WHAT IS BEING ASKED — Repeat the full listing, word for word.

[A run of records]

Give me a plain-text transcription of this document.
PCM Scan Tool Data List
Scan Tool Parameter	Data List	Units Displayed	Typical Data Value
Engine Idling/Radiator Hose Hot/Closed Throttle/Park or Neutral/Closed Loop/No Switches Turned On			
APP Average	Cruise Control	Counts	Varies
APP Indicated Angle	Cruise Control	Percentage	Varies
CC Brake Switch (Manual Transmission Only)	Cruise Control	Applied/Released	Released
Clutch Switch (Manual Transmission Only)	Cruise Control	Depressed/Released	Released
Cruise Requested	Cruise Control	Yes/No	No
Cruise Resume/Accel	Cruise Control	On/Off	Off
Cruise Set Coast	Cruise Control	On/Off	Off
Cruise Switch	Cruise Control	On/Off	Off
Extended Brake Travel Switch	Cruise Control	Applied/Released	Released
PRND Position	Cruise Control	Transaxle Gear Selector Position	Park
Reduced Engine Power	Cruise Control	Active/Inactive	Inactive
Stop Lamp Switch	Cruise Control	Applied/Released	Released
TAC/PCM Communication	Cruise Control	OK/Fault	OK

TASK OUTPUT —
Give me a plain-text transcription of this document.
PCM Scan Tool Data List
Scan Tool Parameter	Data List	Units Displayed	Typical Data Value
Engine Idling/Radiator Hose Hot/Closed Throttle/Park or Neutral/Closed Loop/No Switches Turned On			
APP Average	Cruise Control	Counts	Varies
APP Indicated Angle	Cruise Control	Percentage	Varies
CC Brake Switch (Manual Transmission Only)	Cruise Control	Applied/Released	Released
Clutch Switch (Manual Transmission Only)	Cruise Control	Depressed/Released	Released
Cruise Requested	Cruise Control	Yes/No	No
Cruise Resume/Accel	Cruise Control	On/Off	Off
Cruise Set Coast	Cruise Control	On/Off	Off
Cruise Switch	Cruise Control	On/Off	Off
Extended Brake Travel Switch	Cruise Control	Applied/Released	Released
PRND Position	Cruise Control	Transaxle Gear Selector Position	Park
Reduced Engine Power	Cruise Control	Active/Inactive	Inactive
Stop Lamp Switch	Cruise Control	Applied/Released	Released
TAC/PCM Communication	Cruise Control	OK/Fault	OK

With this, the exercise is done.